[Extracted records]

######

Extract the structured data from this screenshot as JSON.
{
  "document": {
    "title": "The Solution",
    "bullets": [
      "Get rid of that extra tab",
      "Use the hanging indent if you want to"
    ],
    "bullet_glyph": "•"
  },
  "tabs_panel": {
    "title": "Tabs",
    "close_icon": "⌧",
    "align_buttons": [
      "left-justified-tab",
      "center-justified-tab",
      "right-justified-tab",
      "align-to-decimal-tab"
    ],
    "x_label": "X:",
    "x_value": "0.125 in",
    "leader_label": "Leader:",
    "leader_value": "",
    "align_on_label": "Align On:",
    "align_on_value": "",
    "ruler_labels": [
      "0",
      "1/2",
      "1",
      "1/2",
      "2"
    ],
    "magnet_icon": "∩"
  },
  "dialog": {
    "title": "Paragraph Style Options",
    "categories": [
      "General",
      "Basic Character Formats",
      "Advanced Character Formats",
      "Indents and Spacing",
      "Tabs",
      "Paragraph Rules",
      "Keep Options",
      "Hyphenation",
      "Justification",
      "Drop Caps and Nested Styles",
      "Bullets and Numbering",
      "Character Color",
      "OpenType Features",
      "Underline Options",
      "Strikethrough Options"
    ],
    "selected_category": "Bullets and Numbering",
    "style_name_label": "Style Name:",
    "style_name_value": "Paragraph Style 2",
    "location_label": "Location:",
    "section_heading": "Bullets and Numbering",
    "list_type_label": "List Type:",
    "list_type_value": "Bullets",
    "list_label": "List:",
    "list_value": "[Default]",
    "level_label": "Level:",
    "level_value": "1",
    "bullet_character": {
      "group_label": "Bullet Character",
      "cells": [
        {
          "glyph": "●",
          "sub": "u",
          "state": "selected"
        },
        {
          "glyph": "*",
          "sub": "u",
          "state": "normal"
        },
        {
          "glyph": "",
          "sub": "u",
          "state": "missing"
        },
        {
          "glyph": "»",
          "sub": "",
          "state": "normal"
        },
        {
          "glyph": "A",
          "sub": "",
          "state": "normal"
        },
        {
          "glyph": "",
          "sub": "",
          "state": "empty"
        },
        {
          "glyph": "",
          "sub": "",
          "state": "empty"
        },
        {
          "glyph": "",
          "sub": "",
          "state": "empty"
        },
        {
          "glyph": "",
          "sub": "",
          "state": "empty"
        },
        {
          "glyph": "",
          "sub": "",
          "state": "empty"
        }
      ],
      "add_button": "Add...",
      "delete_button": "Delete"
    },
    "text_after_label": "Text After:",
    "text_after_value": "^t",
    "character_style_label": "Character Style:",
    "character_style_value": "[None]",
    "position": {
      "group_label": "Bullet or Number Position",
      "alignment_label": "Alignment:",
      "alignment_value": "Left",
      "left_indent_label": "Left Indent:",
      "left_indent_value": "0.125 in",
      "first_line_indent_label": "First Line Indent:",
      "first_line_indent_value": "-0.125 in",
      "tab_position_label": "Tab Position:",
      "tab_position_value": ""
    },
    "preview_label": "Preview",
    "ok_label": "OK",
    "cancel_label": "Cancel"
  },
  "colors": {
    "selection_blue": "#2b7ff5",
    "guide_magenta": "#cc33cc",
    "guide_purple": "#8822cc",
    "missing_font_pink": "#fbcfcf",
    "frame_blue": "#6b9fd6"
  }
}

######

## Set exercise
Reproduce the records in full, exactly as written.

## Solution to this problem
Extract the structured data from this screenshot as JSON.
{
  "document": {
    "title": "The Solution",
    "bullets": [
      "Get rid of that extra tab",
      "Use the hanging indent if you want to"
    ],
    "bullet_glyph": "•"
  },
  "tabs_panel": {
    "title": "Tabs",
    "close_icon": "⌧",
    "align_buttons": [
      "left-justified-tab",
      "center-justified-tab",
      "right-justified-tab",
      "align-to-decimal-tab"
    ],
    "x_label": "X:",
    "x_value": "0.125 in",
    "leader_label": "Leader:",
    "leader_value": "",
    "align_on_label": "Align On:",
    "align_on_value": "",
    "ruler_labels": [
      "0",
      "1/2",
      "1",
      "1/2",
      "2"
    ],
    "magnet_icon": "∩"
  },
  "dialog": {
    "title": "Paragraph Style Options",
    "categories": [
      "General",
      "Basic Character Formats",
      "Advanced Character Formats",
      "Indents and Spacing",
      "Tabs",
      "Paragraph Rules",
      "Keep Options",
      "Hyphenation",
      "Justification",
      "Drop Caps and Nested Styles",
      "Bullets and Numbering",
      "Character Color",
      "OpenType Features",
      "Underline Options",
      "Strikethrough Options"
    ],
    "selected_category": "Bullets and Numbering",
    "style_name_label": "Style Name:",
    "style_name_value": "Paragraph Style 2",
    "location_label": "Location:",
    "section_heading": "Bullets and Numbering",
    "list_type_label": "List Type:",
    "list_type_value": "Bullets",
    "list_label": "List:",
    "list_value": "[Default]",
    "level_label": "Level:",
    "level_value": "1",
    "bullet_character": {
      "group_label": "Bullet Character",
      "cells": [
        {
          "glyph": "●",
          "sub": "u",
          "state": "selected"
        },
        {
          "glyph": "*",
          "sub": "u",
          "state": "normal"
        },
        {
          "glyph": "",
          "sub": "u",
          "state": "missing"
        },
        {
          "glyph": "»",
          "sub": "",
          "state": "normal"
        },
        {
          "glyph": "A",
          "sub": "",
          "state": "normal"
        },
        {
          "glyph": "",
          "sub": "",
          "state": "empty"
        },
        {
          "glyph": "",
          "sub": "",
          "state": "empty"
        },
        {
          "glyph": "",
          "sub": "",
          "state": "empty"
        },
        {
          "glyph": "",
          "sub": "",
          "state": "empty"
        },
        {
          "glyph": "",
          "sub": "",
          "state": "empty"
        }
      ],
      "add_button": "Add...",
      "delete_button": "Delete"
    },
    "text_after_label": "Text After:",
    "text_after_value": "^t",
    "character_style_label": "Character Style:",
    "character_style_value": "[None]",
    "position": {
      "group_label": "Bullet or Number Position",
      "alignment_label": "Alignment:",
      "alignment_value": "Left",
      "left_indent_label": "Left Indent:",
      "left_indent_value": "0.125 in",
      "first_line_indent_label": "First Line Indent:",
      "first_line_indent_value": "-0.125 in",
      "tab_position_label": "Tab Position:",
      "tab_position_value": ""
    },
    "preview_label": "Preview",
    "ok_label": "OK",
    "cancel_label": "Cancel"
  },
  "colors": {
    "selection_blue": "#2b7ff5",
    "guide_magenta": "#cc33cc",
    "guide_purple": "#8822cc",
    "missing_font_pink": "#fbcfcf",
    "frame_blue": "#6b9fd6"
  }
}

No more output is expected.